REQUIRED TASK
Please list all lines of the material below in which the string "ffffff" occurs.

-- Begin --

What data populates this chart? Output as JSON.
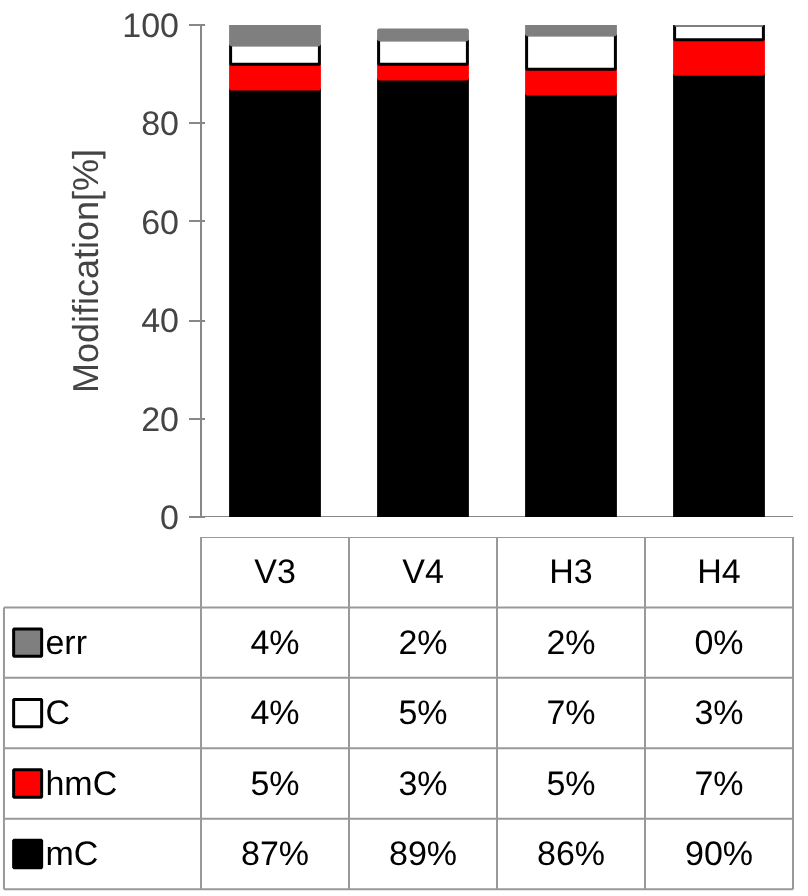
{
  "chart_data": {
    "type": "bar",
    "stacked": true,
    "ylabel": "Modification[%]",
    "categories": [
      "V3",
      "V4",
      "H3",
      "H4"
    ],
    "series": [
      {
        "name": "mC",
        "color": "#000000",
        "values": [
          87,
          89,
          86,
          90
        ],
        "value_labels": [
          "87%",
          "89%",
          "86%",
          "90%"
        ]
      },
      {
        "name": "hmC",
        "color": "#ff0000",
        "values": [
          5,
          3,
          5,
          7
        ],
        "value_labels": [
          "5%",
          "3%",
          "5%",
          "7%"
        ]
      },
      {
        "name": "C",
        "color": "#ffffff",
        "values": [
          4,
          5,
          7,
          3
        ],
        "value_labels": [
          "4%",
          "5%",
          "7%",
          "3%"
        ]
      },
      {
        "name": "err",
        "color": "#7f7f7f",
        "values": [
          4,
          2,
          2,
          0
        ],
        "value_labels": [
          "4%",
          "2%",
          "2%",
          "0%"
        ]
      }
    ],
    "ylim": [
      0,
      100
    ],
    "yticks": [
      0,
      20,
      40,
      60,
      80,
      100
    ],
    "grid": false,
    "legend": "bottom left"
  }
}
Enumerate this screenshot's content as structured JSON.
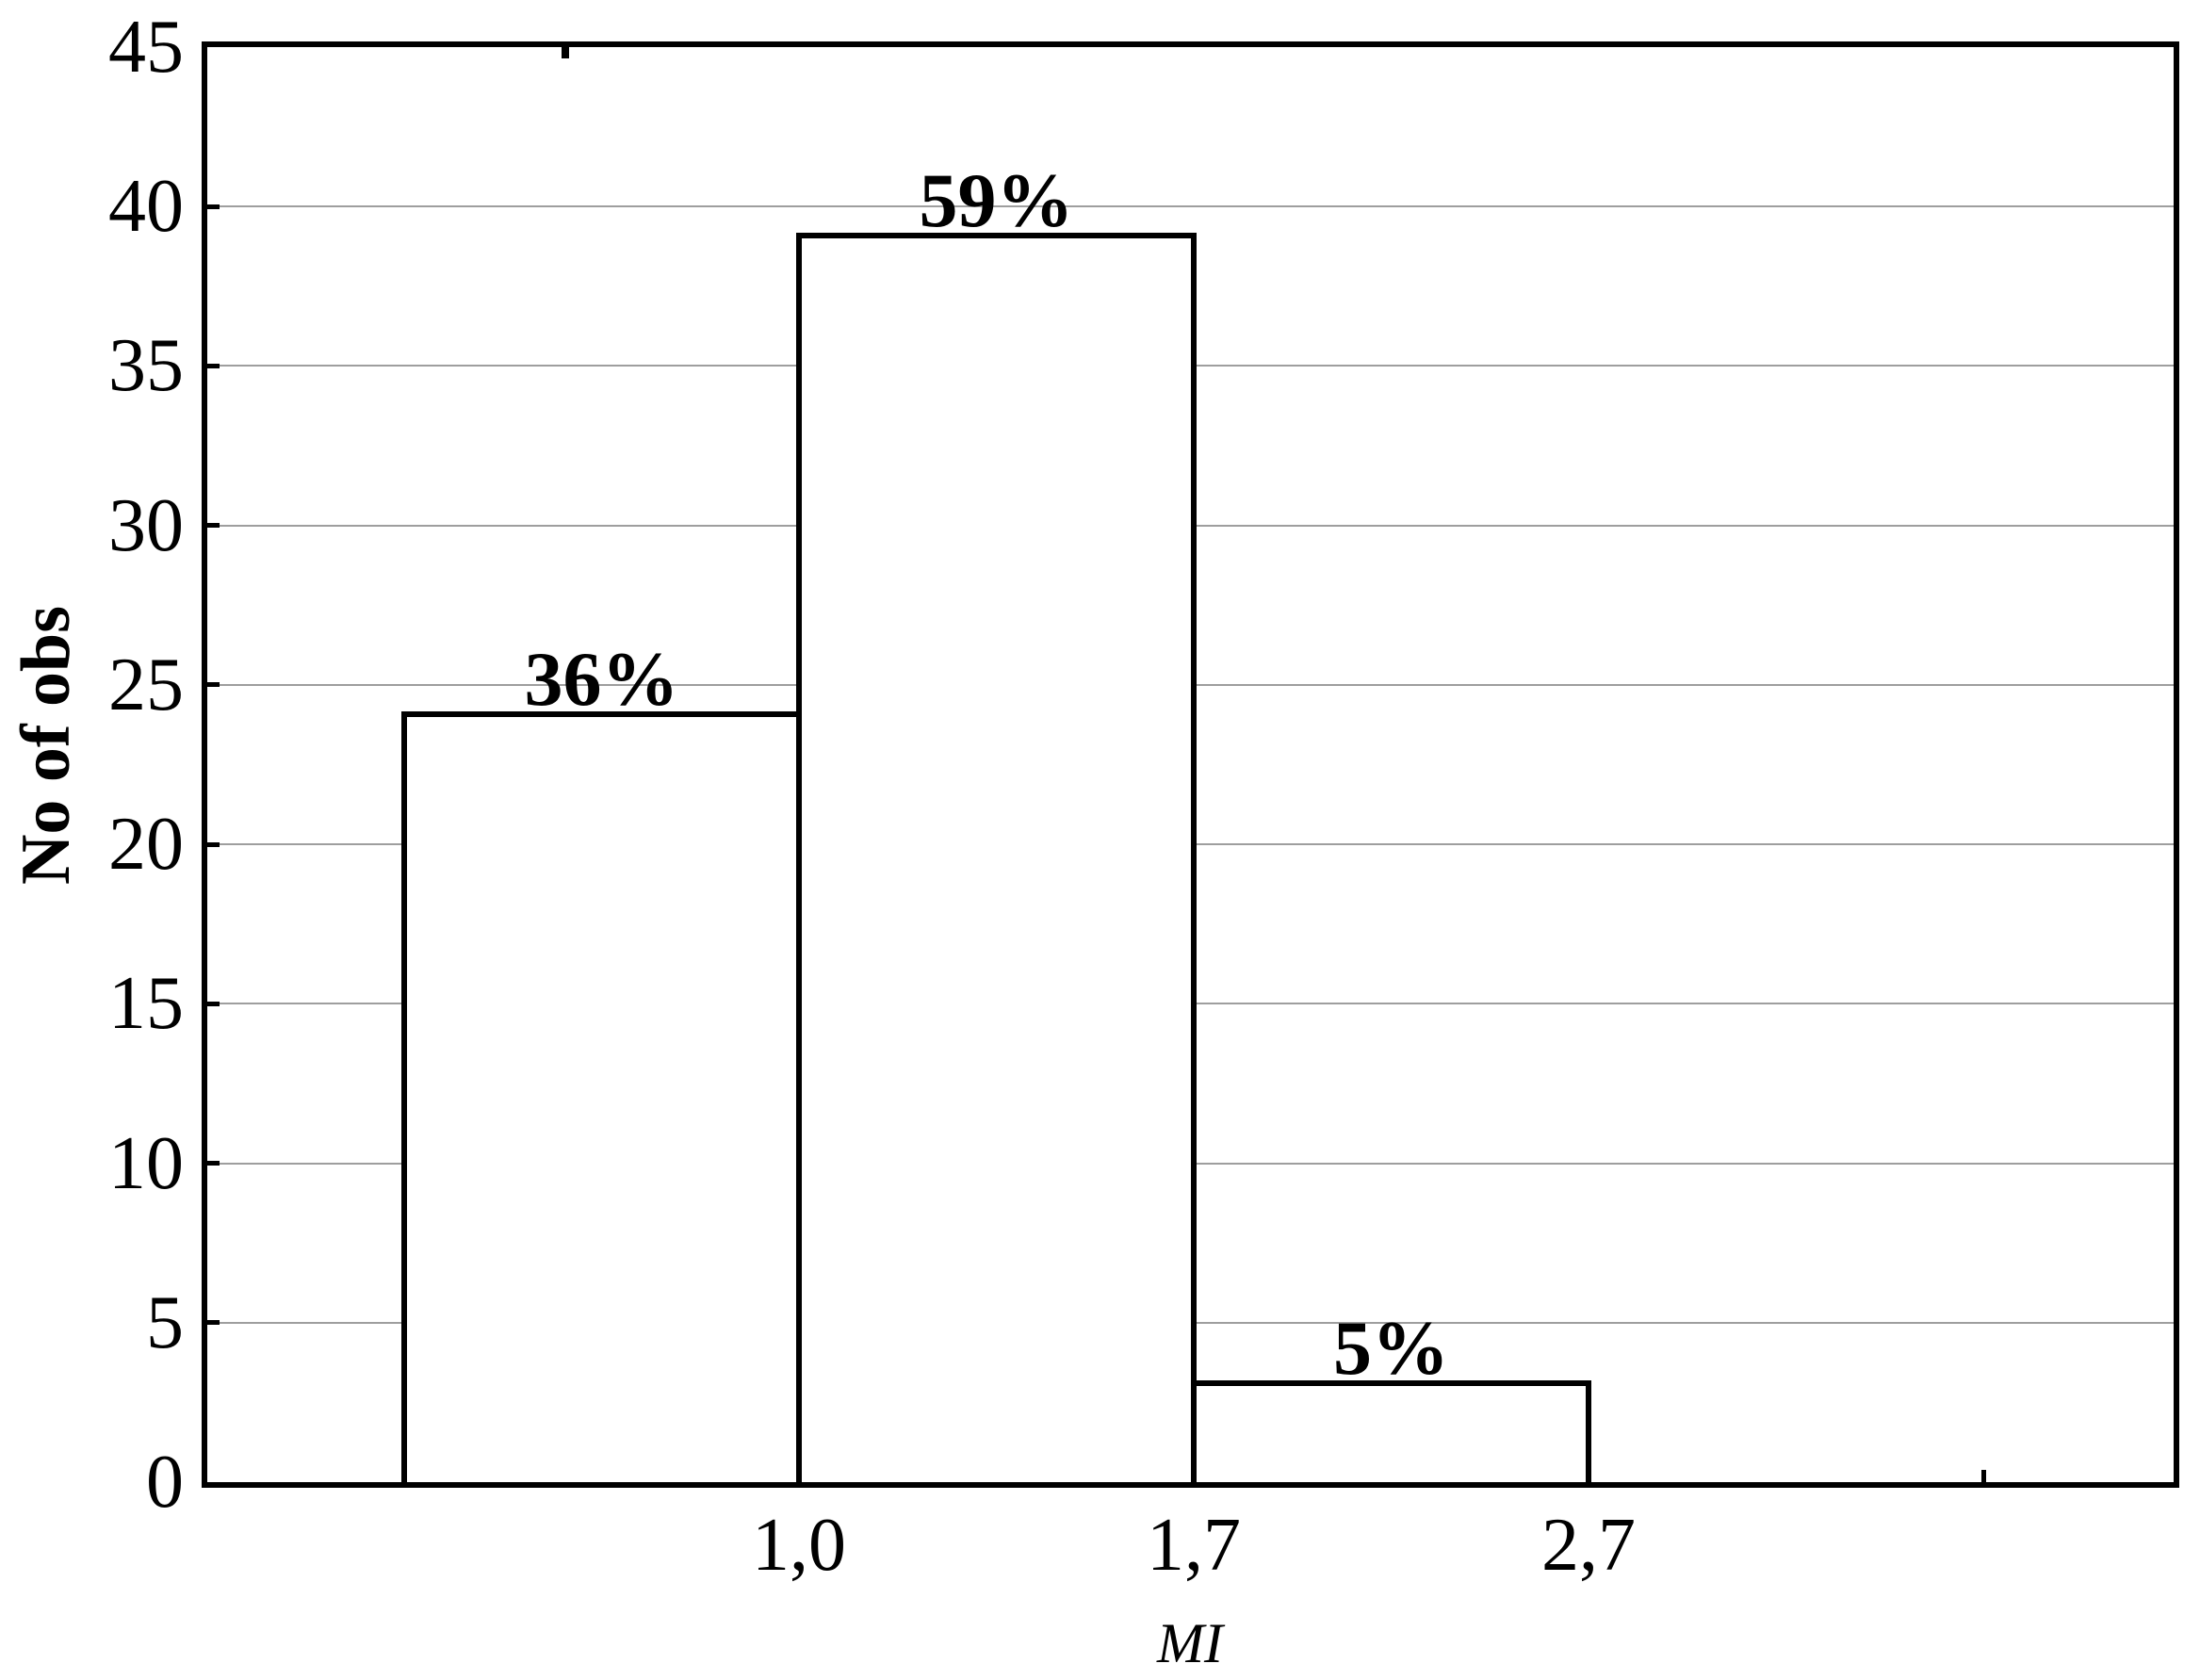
{
  "chart_data": {
    "type": "bar",
    "title": "",
    "ylabel": "No of obs",
    "xlabel": "MI",
    "ylim": [
      0,
      45
    ],
    "y_ticks": [
      0,
      5,
      10,
      15,
      20,
      25,
      30,
      35,
      40,
      45
    ],
    "x_tick_labels": [
      "1,0",
      "1,7",
      "2,7"
    ],
    "has_extra_unlabeled_x_tick": true,
    "grid": "horizontal",
    "legend_position": "none",
    "bars": [
      {
        "value": 24,
        "percent_label": "36%",
        "bin": [
          null,
          "1,0"
        ]
      },
      {
        "value": 39,
        "percent_label": "59%",
        "bin": [
          "1,0",
          "1,7"
        ]
      },
      {
        "value": 3,
        "percent_label": "5%",
        "bin": [
          "1,7",
          "2,7"
        ]
      }
    ],
    "colors": {
      "background": "#ffffff",
      "axis": "#000000",
      "text": "#000000",
      "gridline": "#9e9e9e",
      "bar_fill": "#ffffff",
      "bar_border": "#000000"
    }
  }
}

-- End --

TASK OUTPUT
        "color": "#ffffff",
      "background": "#ffffff",
      "bar_fill": "#ffffff",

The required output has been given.